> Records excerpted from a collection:
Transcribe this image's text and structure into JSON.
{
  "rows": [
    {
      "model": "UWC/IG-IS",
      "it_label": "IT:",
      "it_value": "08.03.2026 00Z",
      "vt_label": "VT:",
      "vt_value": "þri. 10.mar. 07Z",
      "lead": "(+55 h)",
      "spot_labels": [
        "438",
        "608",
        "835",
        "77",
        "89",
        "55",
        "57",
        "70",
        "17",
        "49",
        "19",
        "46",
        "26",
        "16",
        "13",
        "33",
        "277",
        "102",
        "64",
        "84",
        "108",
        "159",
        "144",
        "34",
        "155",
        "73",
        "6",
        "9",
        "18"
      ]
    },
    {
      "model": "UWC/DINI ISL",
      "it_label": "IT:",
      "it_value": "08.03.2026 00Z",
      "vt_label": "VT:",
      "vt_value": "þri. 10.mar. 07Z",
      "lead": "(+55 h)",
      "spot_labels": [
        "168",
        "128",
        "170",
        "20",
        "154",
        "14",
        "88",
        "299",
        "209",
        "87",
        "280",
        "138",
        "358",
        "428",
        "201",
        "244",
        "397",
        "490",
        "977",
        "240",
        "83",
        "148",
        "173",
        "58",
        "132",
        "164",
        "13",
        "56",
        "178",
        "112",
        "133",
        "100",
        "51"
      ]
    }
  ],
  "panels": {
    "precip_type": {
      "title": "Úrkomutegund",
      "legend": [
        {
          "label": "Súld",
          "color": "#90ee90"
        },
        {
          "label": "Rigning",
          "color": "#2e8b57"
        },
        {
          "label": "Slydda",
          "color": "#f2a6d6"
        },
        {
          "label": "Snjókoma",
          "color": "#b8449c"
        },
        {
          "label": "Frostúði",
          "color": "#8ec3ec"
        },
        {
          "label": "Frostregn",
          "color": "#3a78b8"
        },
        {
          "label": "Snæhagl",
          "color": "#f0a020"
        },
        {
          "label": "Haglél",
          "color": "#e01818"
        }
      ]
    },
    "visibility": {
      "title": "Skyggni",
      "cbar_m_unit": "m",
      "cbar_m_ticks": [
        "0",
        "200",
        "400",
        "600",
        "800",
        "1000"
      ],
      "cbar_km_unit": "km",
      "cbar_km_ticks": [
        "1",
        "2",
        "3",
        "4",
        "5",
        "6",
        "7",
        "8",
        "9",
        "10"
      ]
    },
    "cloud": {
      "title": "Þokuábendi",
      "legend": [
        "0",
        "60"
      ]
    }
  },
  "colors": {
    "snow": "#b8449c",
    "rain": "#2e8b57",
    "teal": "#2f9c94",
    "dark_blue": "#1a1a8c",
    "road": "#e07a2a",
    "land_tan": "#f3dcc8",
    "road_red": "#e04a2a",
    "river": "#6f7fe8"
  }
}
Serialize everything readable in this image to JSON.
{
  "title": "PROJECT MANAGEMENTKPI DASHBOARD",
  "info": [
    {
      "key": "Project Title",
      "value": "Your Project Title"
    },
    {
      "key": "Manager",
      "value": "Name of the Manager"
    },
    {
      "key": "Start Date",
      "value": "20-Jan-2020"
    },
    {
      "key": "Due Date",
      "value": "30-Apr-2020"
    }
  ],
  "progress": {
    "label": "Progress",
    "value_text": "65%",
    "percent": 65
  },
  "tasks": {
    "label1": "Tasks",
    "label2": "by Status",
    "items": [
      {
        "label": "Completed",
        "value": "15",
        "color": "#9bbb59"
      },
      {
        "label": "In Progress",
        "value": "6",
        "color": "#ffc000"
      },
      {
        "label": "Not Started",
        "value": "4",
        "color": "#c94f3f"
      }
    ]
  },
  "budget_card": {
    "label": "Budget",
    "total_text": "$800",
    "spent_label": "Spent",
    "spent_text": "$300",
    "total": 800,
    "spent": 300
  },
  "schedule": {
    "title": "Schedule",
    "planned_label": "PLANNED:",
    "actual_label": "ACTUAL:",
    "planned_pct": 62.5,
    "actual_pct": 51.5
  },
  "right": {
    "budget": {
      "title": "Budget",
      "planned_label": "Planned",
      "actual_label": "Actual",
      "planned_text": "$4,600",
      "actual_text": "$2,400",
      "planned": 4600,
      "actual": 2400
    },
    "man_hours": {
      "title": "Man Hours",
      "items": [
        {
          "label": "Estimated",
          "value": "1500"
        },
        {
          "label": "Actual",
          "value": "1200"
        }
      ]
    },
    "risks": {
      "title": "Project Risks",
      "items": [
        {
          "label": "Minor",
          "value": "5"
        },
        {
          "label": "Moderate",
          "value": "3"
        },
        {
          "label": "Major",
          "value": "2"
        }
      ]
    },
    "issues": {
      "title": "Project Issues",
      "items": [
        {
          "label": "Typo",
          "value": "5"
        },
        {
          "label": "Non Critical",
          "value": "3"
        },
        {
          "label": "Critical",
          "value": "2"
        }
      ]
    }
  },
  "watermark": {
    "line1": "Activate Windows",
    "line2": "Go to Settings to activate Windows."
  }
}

> What you will do: Check every line of the material for the string "image" and give the number of lines that have it, without anything else.

> Result of this task: 2